STATED PROBLEM:
Faithfully return all lines, omitting every embedded picture.

-- start --

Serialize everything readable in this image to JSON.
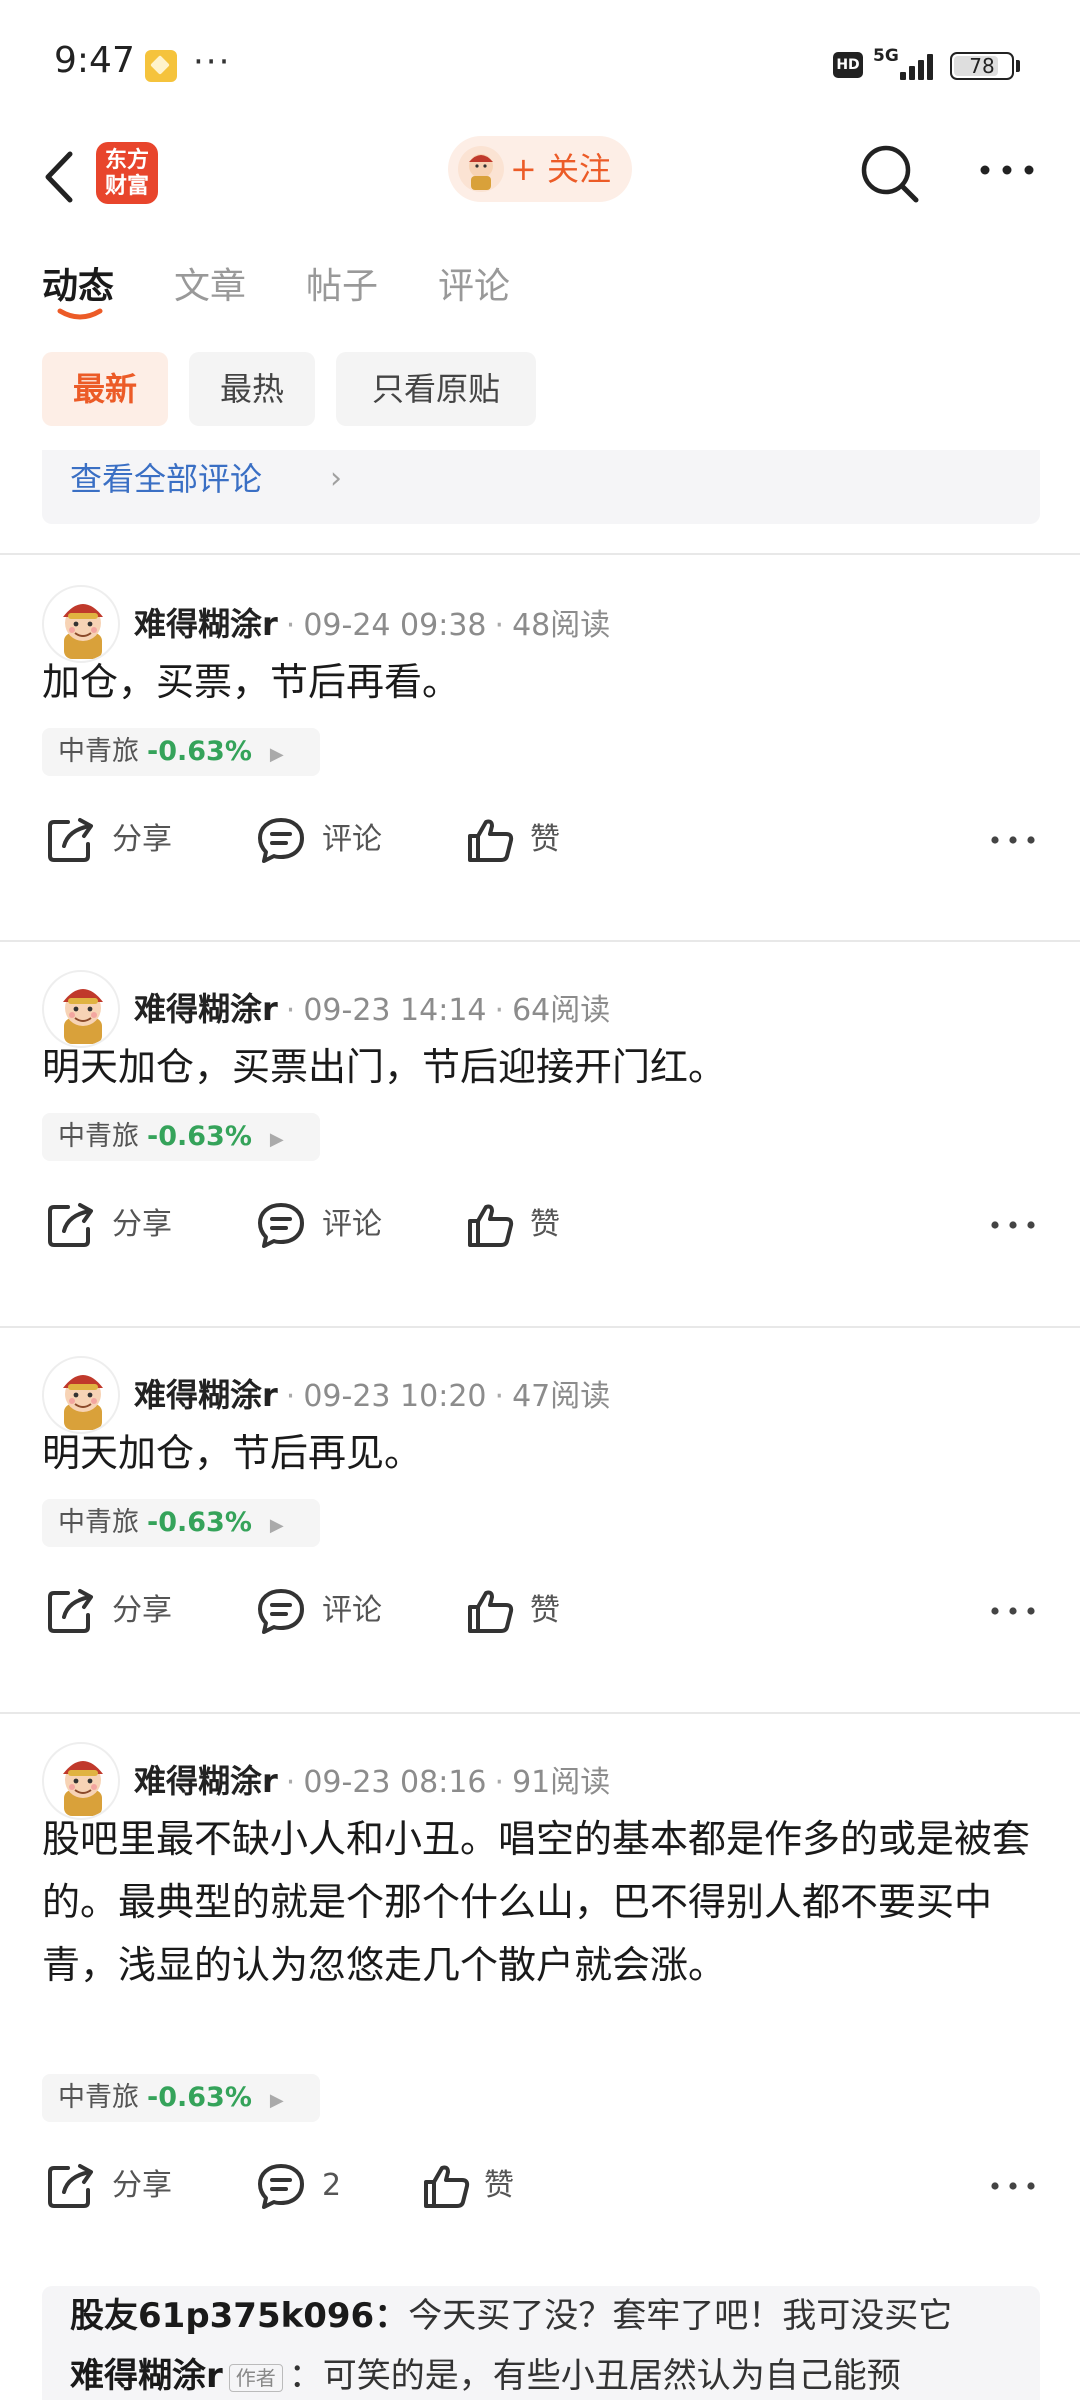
{
  "status_bar": {
    "time": "9:47",
    "more_dots": "···",
    "hd_label": "HD",
    "network": "5G",
    "battery": "78",
    "battery_level": 0.78
  },
  "header": {
    "logo_text_line1": "东方",
    "logo_text_line2": "财富",
    "follow_label": "+ 关注"
  },
  "tabs": [
    {
      "label": "动态",
      "active": true
    },
    {
      "label": "文章",
      "active": false
    },
    {
      "label": "帖子",
      "active": false
    },
    {
      "label": "评论",
      "active": false
    }
  ],
  "filters": [
    {
      "label": "最新",
      "active": true
    },
    {
      "label": "最热",
      "active": false
    },
    {
      "label": "只看原贴",
      "active": false
    }
  ],
  "view_all_comments": "查看全部评论",
  "view_all_chevron": "›",
  "posts": [
    {
      "username": "难得糊涂r",
      "time": "09-24 09:38",
      "reads": "48阅读",
      "text": "加仓，买票，节后再看。",
      "stock_name": "中青旅",
      "stock_change": "-0.63%",
      "share_label": "分享",
      "comment_label": "评论",
      "like_label": "赞"
    },
    {
      "username": "难得糊涂r",
      "time": "09-23 14:14",
      "reads": "64阅读",
      "text": "明天加仓，买票出门，节后迎接开门红。",
      "stock_name": "中青旅",
      "stock_change": "-0.63%",
      "share_label": "分享",
      "comment_label": "评论",
      "like_label": "赞"
    },
    {
      "username": "难得糊涂r",
      "time": "09-23 10:20",
      "reads": "47阅读",
      "text": "明天加仓，节后再见。",
      "stock_name": "中青旅",
      "stock_change": "-0.63%",
      "share_label": "分享",
      "comment_label": "评论",
      "like_label": "赞"
    },
    {
      "username": "难得糊涂r",
      "time": "09-23 08:16",
      "reads": "91阅读",
      "text": "股吧里最不缺小人和小丑。唱空的基本都是作多的或是被套的。最典型的就是个那个什么山，巴不得别人都不要买中青，浅显的认为忽悠走几个散户就会涨。",
      "stock_name": "中青旅",
      "stock_change": "-0.63%",
      "share_label": "分享",
      "comment_label": "2",
      "like_label": "赞"
    }
  ],
  "comment_preview": [
    {
      "user": "股友61p375k096：",
      "badge": "",
      "text": "今天买了没？套牢了吧！我可没买它"
    },
    {
      "user": "难得糊涂r",
      "badge": "作者",
      "text": "：可笑的是，有些小丑居然认为自己能预"
    }
  ],
  "colors": {
    "accent": "#ec5b27",
    "link_blue": "#3a6fc4",
    "stock_down_green": "#35a35a",
    "logo_red": "#e8452c"
  },
  "icons": [
    "back-icon",
    "app-logo",
    "search-icon",
    "more-icon",
    "share-icon",
    "comment-icon",
    "like-icon"
  ]
}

-- end --

EXERCISE RESULT:
Serialize everything readable in this image to JSON.
{
  "status_bar": {
    "time": "9:47",
    "more_dots": "···",
    "hd_label": "HD",
    "network": "5G",
    "battery": "78",
    "battery_level": 0.78
  },
  "header": {
    "logo_text_line1": "东方",
    "logo_text_line2": "财富",
    "follow_label": "+ 关注"
  },
  "tabs": [
    {
      "label": "动态",
      "active": true
    },
    {
      "label": "文章",
      "active": false
    },
    {
      "label": "帖子",
      "active": false
    },
    {
      "label": "评论",
      "active": false
    }
  ],
  "filters": [
    {
      "label": "最新",
      "active": true
    },
    {
      "label": "最热",
      "active": false
    },
    {
      "label": "只看原贴",
      "active": false
    }
  ],
  "view_all_comments": "查看全部评论",
  "view_all_chevron": "›",
  "posts": [
    {
      "username": "难得糊涂r",
      "time": "09-24 09:38",
      "reads": "48阅读",
      "text": "加仓，买票，节后再看。",
      "stock_name": "中青旅",
      "stock_change": "-0.63%",
      "share_label": "分享",
      "comment_label": "评论",
      "like_label": "赞"
    },
    {
      "username": "难得糊涂r",
      "time": "09-23 14:14",
      "reads": "64阅读",
      "text": "明天加仓，买票出门，节后迎接开门红。",
      "stock_name": "中青旅",
      "stock_change": "-0.63%",
      "share_label": "分享",
      "comment_label": "评论",
      "like_label": "赞"
    },
    {
      "username": "难得糊涂r",
      "time": "09-23 10:20",
      "reads": "47阅读",
      "text": "明天加仓，节后再见。",
      "stock_name": "中青旅",
      "stock_change": "-0.63%",
      "share_label": "分享",
      "comment_label": "评论",
      "like_label": "赞"
    },
    {
      "username": "难得糊涂r",
      "time": "09-23 08:16",
      "reads": "91阅读",
      "text": "股吧里最不缺小人和小丑。唱空的基本都是作多的或是被套的。最典型的就是个那个什么山，巴不得别人都不要买中青，浅显的认为忽悠走几个散户就会涨。",
      "stock_name": "中青旅",
      "stock_change": "-0.63%",
      "share_label": "分享",
      "comment_label": "2",
      "like_label": "赞"
    }
  ],
  "comment_preview": [
    {
      "user": "股友61p375k096：",
      "badge": "",
      "text": "今天买了没？套牢了吧！我可没买它"
    },
    {
      "user": "难得糊涂r",
      "badge": "作者",
      "text": "：可笑的是，有些小丑居然认为自己能预"
    }
  ],
  "colors": {
    "accent": "#ec5b27",
    "link_blue": "#3a6fc4",
    "stock_down_green": "#35a35a",
    "logo_red": "#e8452c"
  },
  "icons": [
    "back-icon",
    "app-logo",
    "search-icon",
    "more-icon",
    "share-icon",
    "comment-icon",
    "like-icon"
  ]
}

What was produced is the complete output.